• STATED GOAL: Leave out every picture, then transcribe the rest of the listing exactly.

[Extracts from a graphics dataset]

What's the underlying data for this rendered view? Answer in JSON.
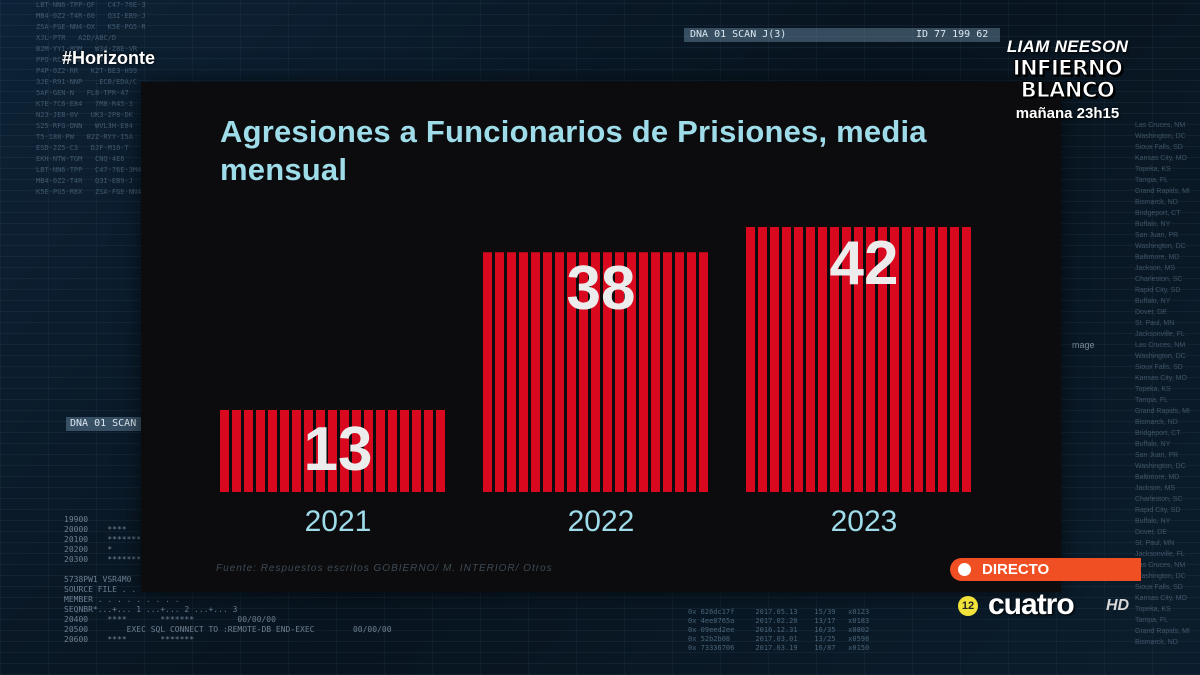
{
  "overlay": {
    "hashtag": "#Horizonte",
    "promo": {
      "actor": "LIAM NEESON",
      "title_line1": "INFIERNO",
      "title_line2": "BLANCO",
      "time": "mañana 23h15"
    },
    "live_label": "DIRECTO",
    "channel": {
      "number": "12",
      "name": "cuatro",
      "hd": "HD"
    },
    "bg_label_left": "DNA 01 SCAN",
    "bg_label_right": "DNA 01 SCAN J(3)",
    "bg_id_right": "ID 77 199 62",
    "bg_image_label": "mage"
  },
  "source_note": "Fuente: Respuestos escritos GOBIERNO/ M. INTERIOR/ Otros",
  "colors": {
    "bar": "#d8091f",
    "title": "#9fdcea",
    "value": "#ececec",
    "panel": "#0c0c0e",
    "live": "#f04e23"
  },
  "chart_data": {
    "type": "bar",
    "title": "Agresiones a Funcionarios de Prisiones, media mensual",
    "categories": [
      "2021",
      "2022",
      "2023"
    ],
    "values": [
      13,
      38,
      42
    ],
    "ylim": [
      0,
      42
    ],
    "grid": false,
    "legend": "none"
  }
}
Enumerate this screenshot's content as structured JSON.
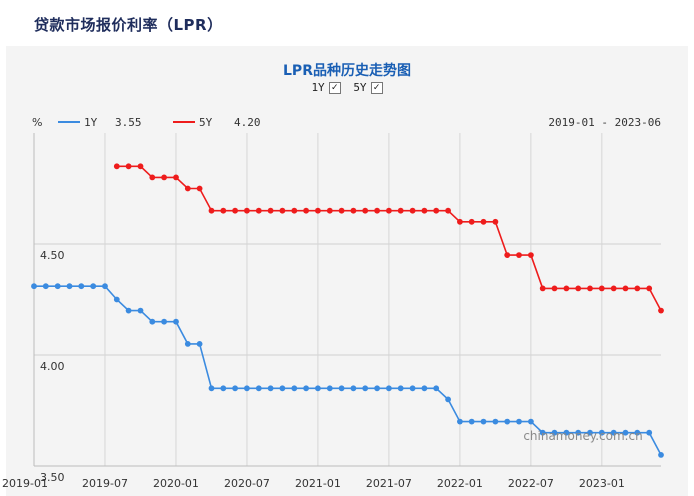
{
  "page": {
    "title": "贷款市场报价利率（LPR）"
  },
  "controls": {
    "toggle_1y": {
      "label": "1Y",
      "checked": true
    },
    "toggle_5y": {
      "label": "5Y",
      "checked": true
    }
  },
  "chart_data": {
    "type": "line",
    "title": "LPR品种历史走势图",
    "ylabel": "%",
    "ylim": [
      3.5,
      5.0
    ],
    "yticks": [
      "4.50",
      "4.00",
      "3.50"
    ],
    "xticks": [
      "2019-01",
      "2019-07",
      "2020-01",
      "2020-07",
      "2021-01",
      "2021-07",
      "2022-01",
      "2022-07",
      "2023-01"
    ],
    "date_range": "2019-01 - 2023-06",
    "watermark": "chinamoney.com.cn",
    "series": [
      {
        "name": "1Y",
        "color": "#3b8be0",
        "latest": "3.55",
        "x": [
          "2019-01",
          "2019-02",
          "2019-03",
          "2019-04",
          "2019-05",
          "2019-06",
          "2019-07",
          "2019-08",
          "2019-09",
          "2019-10",
          "2019-11",
          "2019-12",
          "2020-01",
          "2020-02",
          "2020-03",
          "2020-04",
          "2020-05",
          "2020-06",
          "2020-07",
          "2020-08",
          "2020-09",
          "2020-10",
          "2020-11",
          "2020-12",
          "2021-01",
          "2021-02",
          "2021-03",
          "2021-04",
          "2021-05",
          "2021-06",
          "2021-07",
          "2021-08",
          "2021-09",
          "2021-10",
          "2021-11",
          "2021-12",
          "2022-01",
          "2022-02",
          "2022-03",
          "2022-04",
          "2022-05",
          "2022-06",
          "2022-07",
          "2022-08",
          "2022-09",
          "2022-10",
          "2022-11",
          "2022-12",
          "2023-01",
          "2023-02",
          "2023-03",
          "2023-04",
          "2023-05",
          "2023-06"
        ],
        "values": [
          4.31,
          4.31,
          4.31,
          4.31,
          4.31,
          4.31,
          4.31,
          4.25,
          4.2,
          4.2,
          4.15,
          4.15,
          4.15,
          4.05,
          4.05,
          3.85,
          3.85,
          3.85,
          3.85,
          3.85,
          3.85,
          3.85,
          3.85,
          3.85,
          3.85,
          3.85,
          3.85,
          3.85,
          3.85,
          3.85,
          3.85,
          3.85,
          3.85,
          3.85,
          3.85,
          3.8,
          3.7,
          3.7,
          3.7,
          3.7,
          3.7,
          3.7,
          3.7,
          3.65,
          3.65,
          3.65,
          3.65,
          3.65,
          3.65,
          3.65,
          3.65,
          3.65,
          3.65,
          3.55
        ]
      },
      {
        "name": "5Y",
        "color": "#ee1c1c",
        "latest": "4.20",
        "x": [
          "2019-08",
          "2019-09",
          "2019-10",
          "2019-11",
          "2019-12",
          "2020-01",
          "2020-02",
          "2020-03",
          "2020-04",
          "2020-05",
          "2020-06",
          "2020-07",
          "2020-08",
          "2020-09",
          "2020-10",
          "2020-11",
          "2020-12",
          "2021-01",
          "2021-02",
          "2021-03",
          "2021-04",
          "2021-05",
          "2021-06",
          "2021-07",
          "2021-08",
          "2021-09",
          "2021-10",
          "2021-11",
          "2021-12",
          "2022-01",
          "2022-02",
          "2022-03",
          "2022-04",
          "2022-05",
          "2022-06",
          "2022-07",
          "2022-08",
          "2022-09",
          "2022-10",
          "2022-11",
          "2022-12",
          "2023-01",
          "2023-02",
          "2023-03",
          "2023-04",
          "2023-05",
          "2023-06"
        ],
        "values": [
          4.85,
          4.85,
          4.85,
          4.8,
          4.8,
          4.8,
          4.75,
          4.75,
          4.65,
          4.65,
          4.65,
          4.65,
          4.65,
          4.65,
          4.65,
          4.65,
          4.65,
          4.65,
          4.65,
          4.65,
          4.65,
          4.65,
          4.65,
          4.65,
          4.65,
          4.65,
          4.65,
          4.65,
          4.65,
          4.6,
          4.6,
          4.6,
          4.6,
          4.45,
          4.45,
          4.45,
          4.3,
          4.3,
          4.3,
          4.3,
          4.3,
          4.3,
          4.3,
          4.3,
          4.3,
          4.3,
          4.2
        ]
      }
    ]
  }
}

• ANSWER TO THIS TASK:
What's the underlying data for this rendered view? Answer in JSON.
{
  "overlay": {
    "hashtag": "#Horizonte",
    "promo": {
      "actor": "LIAM NEESON",
      "title_line1": "INFIERNO",
      "title_line2": "BLANCO",
      "time": "mañana 23h15"
    },
    "live_label": "DIRECTO",
    "channel": {
      "number": "12",
      "name": "cuatro",
      "hd": "HD"
    },
    "bg_label_left": "DNA 01 SCAN",
    "bg_label_right": "DNA 01 SCAN J(3)",
    "bg_id_right": "ID 77 199 62",
    "bg_image_label": "mage"
  },
  "source_note": "Fuente: Respuestos escritos GOBIERNO/ M. INTERIOR/ Otros",
  "colors": {
    "bar": "#d8091f",
    "title": "#9fdcea",
    "value": "#ececec",
    "panel": "#0c0c0e",
    "live": "#f04e23"
  },
  "chart_data": {
    "type": "bar",
    "title": "Agresiones a Funcionarios de Prisiones, media mensual",
    "categories": [
      "2021",
      "2022",
      "2023"
    ],
    "values": [
      13,
      38,
      42
    ],
    "ylim": [
      0,
      42
    ],
    "grid": false,
    "legend": "none"
  }
}
Enumerate this screenshot's content as structured JSON.
{
  "page": {
    "title": "贷款市场报价利率（LPR）"
  },
  "controls": {
    "toggle_1y": {
      "label": "1Y",
      "checked": true
    },
    "toggle_5y": {
      "label": "5Y",
      "checked": true
    }
  },
  "chart_data": {
    "type": "line",
    "title": "LPR品种历史走势图",
    "ylabel": "%",
    "ylim": [
      3.5,
      5.0
    ],
    "yticks": [
      "4.50",
      "4.00",
      "3.50"
    ],
    "xticks": [
      "2019-01",
      "2019-07",
      "2020-01",
      "2020-07",
      "2021-01",
      "2021-07",
      "2022-01",
      "2022-07",
      "2023-01"
    ],
    "date_range": "2019-01 - 2023-06",
    "watermark": "chinamoney.com.cn",
    "series": [
      {
        "name": "1Y",
        "color": "#3b8be0",
        "latest": "3.55",
        "x": [
          "2019-01",
          "2019-02",
          "2019-03",
          "2019-04",
          "2019-05",
          "2019-06",
          "2019-07",
          "2019-08",
          "2019-09",
          "2019-10",
          "2019-11",
          "2019-12",
          "2020-01",
          "2020-02",
          "2020-03",
          "2020-04",
          "2020-05",
          "2020-06",
          "2020-07",
          "2020-08",
          "2020-09",
          "2020-10",
          "2020-11",
          "2020-12",
          "2021-01",
          "2021-02",
          "2021-03",
          "2021-04",
          "2021-05",
          "2021-06",
          "2021-07",
          "2021-08",
          "2021-09",
          "2021-10",
          "2021-11",
          "2021-12",
          "2022-01",
          "2022-02",
          "2022-03",
          "2022-04",
          "2022-05",
          "2022-06",
          "2022-07",
          "2022-08",
          "2022-09",
          "2022-10",
          "2022-11",
          "2022-12",
          "2023-01",
          "2023-02",
          "2023-03",
          "2023-04",
          "2023-05",
          "2023-06"
        ],
        "values": [
          4.31,
          4.31,
          4.31,
          4.31,
          4.31,
          4.31,
          4.31,
          4.25,
          4.2,
          4.2,
          4.15,
          4.15,
          4.15,
          4.05,
          4.05,
          3.85,
          3.85,
          3.85,
          3.85,
          3.85,
          3.85,
          3.85,
          3.85,
          3.85,
          3.85,
          3.85,
          3.85,
          3.85,
          3.85,
          3.85,
          3.85,
          3.85,
          3.85,
          3.85,
          3.85,
          3.8,
          3.7,
          3.7,
          3.7,
          3.7,
          3.7,
          3.7,
          3.7,
          3.65,
          3.65,
          3.65,
          3.65,
          3.65,
          3.65,
          3.65,
          3.65,
          3.65,
          3.65,
          3.55
        ]
      },
      {
        "name": "5Y",
        "color": "#ee1c1c",
        "latest": "4.20",
        "x": [
          "2019-08",
          "2019-09",
          "2019-10",
          "2019-11",
          "2019-12",
          "2020-01",
          "2020-02",
          "2020-03",
          "2020-04",
          "2020-05",
          "2020-06",
          "2020-07",
          "2020-08",
          "2020-09",
          "2020-10",
          "2020-11",
          "2020-12",
          "2021-01",
          "2021-02",
          "2021-03",
          "2021-04",
          "2021-05",
          "2021-06",
          "2021-07",
          "2021-08",
          "2021-09",
          "2021-10",
          "2021-11",
          "2021-12",
          "2022-01",
          "2022-02",
          "2022-03",
          "2022-04",
          "2022-05",
          "2022-06",
          "2022-07",
          "2022-08",
          "2022-09",
          "2022-10",
          "2022-11",
          "2022-12",
          "2023-01",
          "2023-02",
          "2023-03",
          "2023-04",
          "2023-05",
          "2023-06"
        ],
        "values": [
          4.85,
          4.85,
          4.85,
          4.8,
          4.8,
          4.8,
          4.75,
          4.75,
          4.65,
          4.65,
          4.65,
          4.65,
          4.65,
          4.65,
          4.65,
          4.65,
          4.65,
          4.65,
          4.65,
          4.65,
          4.65,
          4.65,
          4.65,
          4.65,
          4.65,
          4.65,
          4.65,
          4.65,
          4.65,
          4.6,
          4.6,
          4.6,
          4.6,
          4.45,
          4.45,
          4.45,
          4.3,
          4.3,
          4.3,
          4.3,
          4.3,
          4.3,
          4.3,
          4.3,
          4.3,
          4.3,
          4.2
        ]
      }
    ]
  }
}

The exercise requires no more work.